## [TASK GOAL]
Pull each line holding "sans" out of the entries below.

----------------------------------------

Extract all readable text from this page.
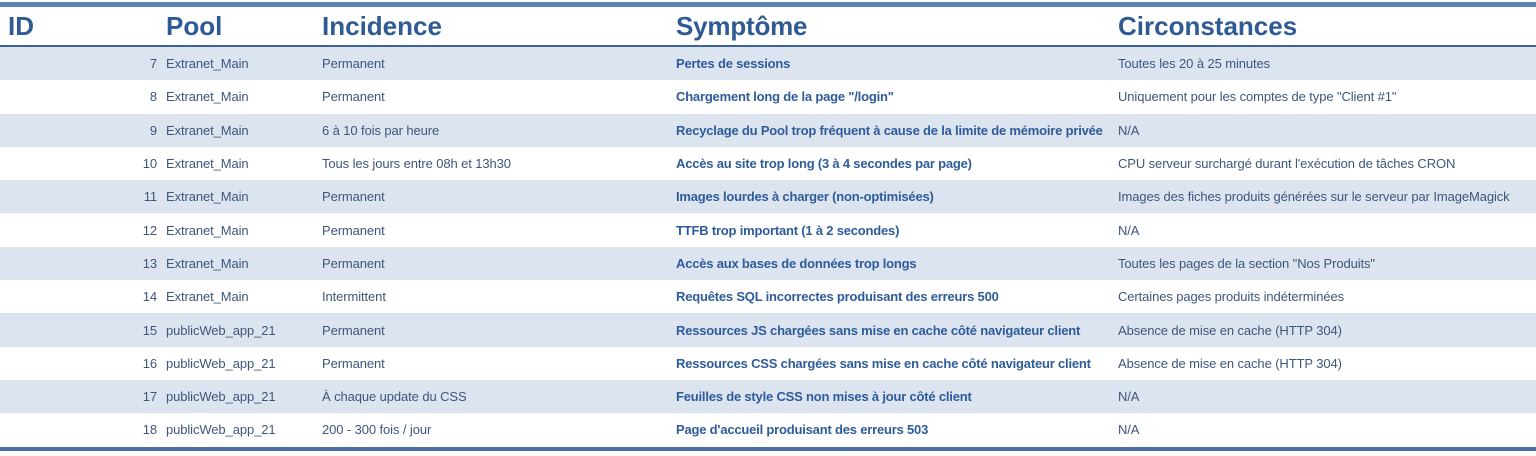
ID	Pool	Incidence	Symptôme	Circonstances
7 Extranet_Main	Permanent	Pertes de sessions	Toutes les 20 à 25 minutes
8 Extranet_Main	Permanent	Chargement long de la page "/login"	Uniquement pour les comptes de type "Client #1"
9 Extranet_Main	6 à 10 fois par heure	Recyclage du Pool trop fréquent à cause de la limite de mémoire privée	N/A
10 Extranet_Main	Tous les jours entre 08h et 13h30	Accès au site trop long (3 à 4 secondes par page)	CPU serveur surchargé durant l'exécution de tâches CRON
11 Extranet_Main	Permanent	Images lourdes à charger (non-optimisées)	Images des fiches produits générées sur le serveur par ImageMagick
12 Extranet_Main	Permanent	TTFB trop important (1 à 2 secondes)	N/A
13 Extranet_Main	Permanent	Accès aux bases de données trop longs	Toutes les pages de la section "Nos Produits"
14 Extranet_Main	Intermittent	Requêtes SQL incorrectes produisant des erreurs 500	Certaines pages produits indéterminées
15 publicWeb_app_21	Permanent	Ressources JS chargées sans mise en cache côté navigateur client	Absence de mise en cache (HTTP 304)
16 publicWeb_app_21	Permanent	Ressources CSS chargées sans mise en cache côté navigateur client	Absence de mise en cache (HTTP 304)
17 publicWeb_app_21	À chaque update du CSS	Feuilles de style CSS non mises à jour côté client	N/A
18 publicWeb_app_21	200 - 300 fois / jour	Page d'accueil produisant des erreurs 503	N/A
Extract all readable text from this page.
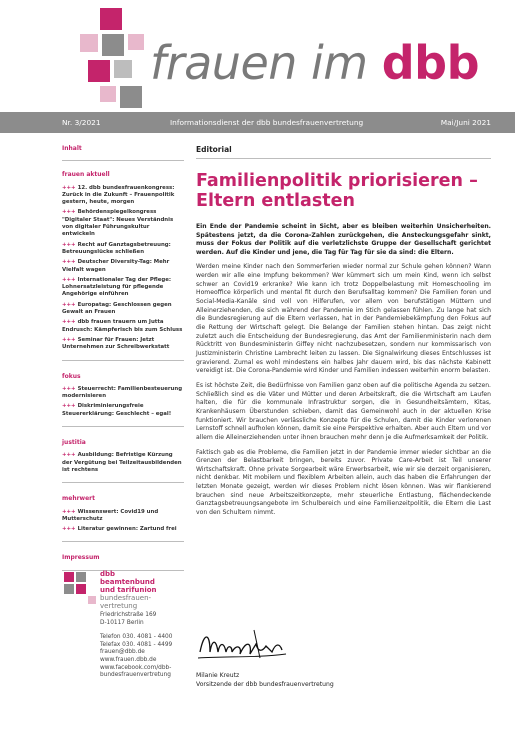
frauen im dbb
Nr. 3/2021	Informationsdienst der dbb bundesfrauenvertretung	Mai/Juni 2021
Inhalt
frauen aktuell
+++ 12. dbb bundesfrauenkongress: Zurück in die Zukunft – Frauenpolitik gestern, heute, morgen
+++ Behördenspiegelkongress "Digitaler Staat": Neues Verständnis von digitaler Führungskultur entwickeln
+++ Recht auf Ganztagsbetreuung: Betreuungslücke schließen
+++ Deutscher Diversity-Tag: Mehr Vielfalt wagen
+++ Internationaler Tag der Pflege: Lohnersatzleistung für pflegende Angehörige einführen
+++ Europatag: Geschlossen gegen Gewalt an Frauen
+++ dbb frauen trauern um Jutta Endrusch: Kämpferisch bis zum Schluss
+++ Seminar für Frauen: Jetzt Unternehmen zur Schreibwerkstatt
fokus
+++ Steuerrecht: Familienbesteuerung modernisieren
+++ Diskriminierungsfreie Steuererklärung: Geschlecht – egal!
justitia
+++ Ausbildung: Befristige Kürzung der Vergütung bei Teilzeitausbildenden ist rechtens
mehrwert
+++ Wissenswert: Covid19 und Mutterschutz
+++ Literatur gewinnen: Zartund frei
Impressum
dbb
beamtenbund
und tarifunion
bundesfrauen-
vertretung
Friedrichstraße 169
D-10117 Berlin
Telefon 030. 4081 - 4400
Telefax 030. 4081 - 4499
frauen@dbb.de
www.frauen.dbb.de
www.facebook.com/dbb-
bundesfrauenvertretung
Editorial
Familienpolitik priorisieren –
Eltern entlasten
Ein Ende der Pandemie scheint in Sicht, aber es bleiben weiterhin Unsicherheiten. Spätestens jetzt, da die Corona-Zahlen zurückgehen, die Ansteckungsgefahr sinkt, muss der Fokus der Politik auf die verletzlichste Gruppe der Gesellschaft gerichtet werden. Auf die Kinder und jene, die Tag für Tag für sie da sind: die Eltern.

Werden meine Kinder nach den Sommerferien wieder normal zur Schule gehen können? Wann werden wir alle eine Impfung bekommen? Wer kümmert sich um mein Kind, wenn ich selbst schwer an Covid19 erkranke? Wie kann ich trotz Doppelbelastung mit Homeschooling im Homeoffice körperlich und mental fit durch den Berufsalltag kommen? Die Familien foren und Social-Media-Kanäle sind voll von Hilferufen, vor allem von berufstätigen Müttern und Alleinerziehenden, die sich während der Pandemie im Stich gelassen fühlen. Zu lange hat sich die Bundesregierung auf die Eltern verlassen, hat in der Pandemiebekämpfung den Fokus auf die Rettung der Wirtschaft gelegt. Die Belange der Familien stehen hintan. Das zeigt nicht zuletzt auch die Entscheidung der Bundesregierung, das Amt der Familienministerin nach dem Rücktritt von Bundesministerin Giffey nicht nachzubesetzen, sondern nur kommissarisch von Justizministerin Christine Lambrecht leiten zu lassen. Die Signalwirkung dieses Entschlusses ist gravierend. Zumal es wohl mindestens ein halbes Jahr dauern wird, bis das nächste Kabinett vereidigt ist. Die Corona-Pandemie wird Kinder und Familien indessen weiterhin enorm belasten.

Es ist höchste Zeit, die Bedürfnisse von Familien ganz oben auf die politische Agenda zu setzen. Schließlich sind es die Väter und Mütter und deren Arbeitskraft, die die Wirtschaft am Laufen halten, die für die kommunale Infrastruktur sorgen, die in Gesundheitsämtern, Kitas, Krankenhäusern Überstunden schieben, damit das Gemeinwohl auch in der aktuellen Krise funktioniert. Wir brauchen verlässliche Konzepte für die Schulen, damit die Kinder verlorenen Lernstoff schnell aufholen können, damit sie eine Perspektive erhalten. Aber auch Eltern und vor allem die Alleinerziehenden unter ihnen brauchen mehr denn je die Aufmerksamkeit der Politik.

Faktisch gab es die Probleme, die Familien jetzt in der Pandemie immer wieder sichtbar an die Grenzen der Belastbarkeit bringen, bereits zuvor. Private Care-Arbeit ist Teil unserer Wirtschaftskraft. Ohne private Sorgearbeit wäre Erwerbsarbeit, wie wir sie derzeit organisieren, nicht denkbar. Mit mobilem und flexiblem Arbeiten allein, auch das haben die Erfahrungen der letzten Monate gezeigt, werden wir dieses Problem nicht lösen können. Was wir flankierend brauchen sind neue Arbeitszeitkonzepte, mehr steuerliche Entlastung, flächendeckende Ganztagsbetreuungsangebote im Schulbereich und eine Familienzeitpolitik, die Eltern die Last von den Schultern nimmt.

Milanie Kreutz
Vorsitzende der dbb bundesfrauenvertretung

----------------------------------------

## [EXPECTED ANSWER]
15 publicWeb_app_21	Permanent	Ressources JS chargées sans mise en cache côté navigateur client	Absence de mise en cache (HTTP 304)
16 publicWeb_app_21	Permanent	Ressources CSS chargées sans mise en cache côté navigateur client	Absence de mise en cache (HTTP 304)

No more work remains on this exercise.